### EXERCISE INSTRUCTIONS
Copy each line that contains the string "this".

Stored data entries
• • • • • • •
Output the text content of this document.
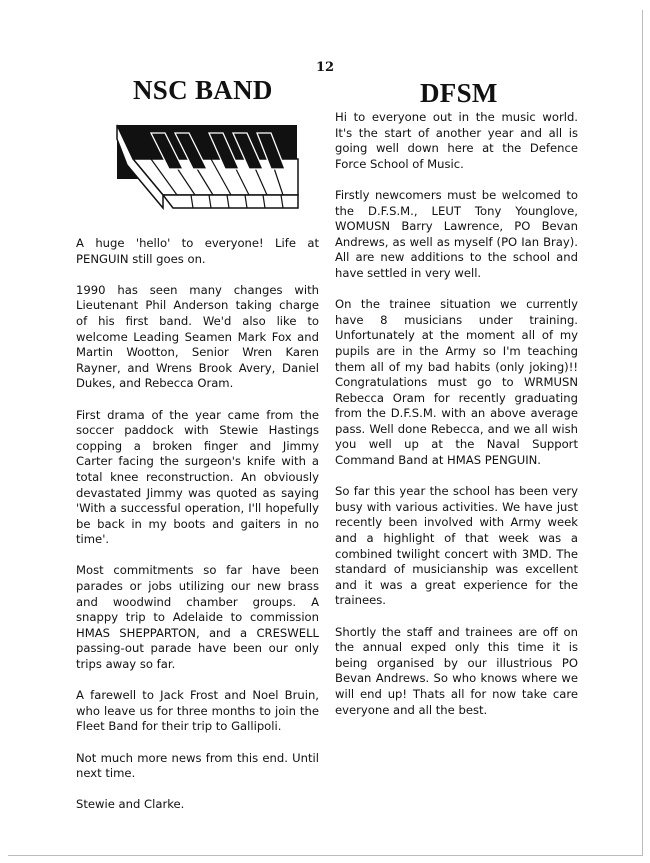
12
NSC BAND	DFSM

A huge 'hello' to everyone! Life at PENGUIN still goes on.

1990 has seen many changes with Lieutenant Phil Anderson taking charge of his first band. We'd also like to welcome Leading Seamen Mark Fox and Martin Wootton, Senior Wren Karen Rayner, and Wrens Brook Avery, Daniel Dukes, and Rebecca Oram.

First drama of the year came from the soccer paddock with Stewie Hastings copping a broken finger and Jimmy Carter facing the surgeon's knife with a total knee reconstruction. An obviously devastated Jimmy was quoted as saying 'With a successful operation, I'll hopefully be back in my boots and gaiters in no time'.

Most commitments so far have been parades or jobs utilizing our new brass and woodwind chamber groups. A snappy trip to Adelaide to commission HMAS SHEPPARTON, and a CRESWELL passing-out parade have been our only trips away so far.

A farewell to Jack Frost and Noel Bruin, who leave us for three months to join the Fleet Band for their trip to Gallipoli.

Not much more news from this end. Until next time.

Stewie and Clarke.

Hi to everyone out in the music world. It's the start of another year and all is going well down here at the Defence Force School of Music.

Firstly newcomers must be welcomed to the D.F.S.M., LEUT Tony Younglove, WOMUSN Barry Lawrence, PO Bevan Andrews, as well as myself (PO Ian Bray). All are new additions to the school and have settled in very well.

On the trainee situation we currently have 8 musicians under training. Unfortunately at the moment all of my pupils are in the Army so I'm teaching them all of my bad habits (only joking)!! Congratulations must go to WRMUSN Rebecca Oram for recently graduating from the D.F.S.M. with an above average pass. Well done Rebecca, and we all wish you well up at the Naval Support Command Band at HMAS PENGUIN.

So far this year the school has been very busy with various activities. We have just recently been involved with Army week and a highlight of that week was a combined twilight concert with 3MD. The standard of musicianship was excellent and it was a great experience for the trainees.

Shortly the staff and trainees are off on the annual exped only this time it is being organised by our illustrious PO Bevan Andrews. So who knows where we will end up! Thats all for now take care everyone and all the best.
• • • • • • •
### RESULT OF THE EXERCISE
Output the text content of this document.
Not much more news from this end. Until next time.
So far this year the school has been very busy with various activities. We have just recently been involved with Army week and a highlight of that week was a combined twilight concert with 3MD. The standard of musicianship was excellent and it was a great experience for the trainees.
Shortly the staff and trainees are off on the annual exped only this time it is being organised by our illustrious PO Bevan Andrews. So who knows where we will end up! Thats all for now take care everyone and all the best.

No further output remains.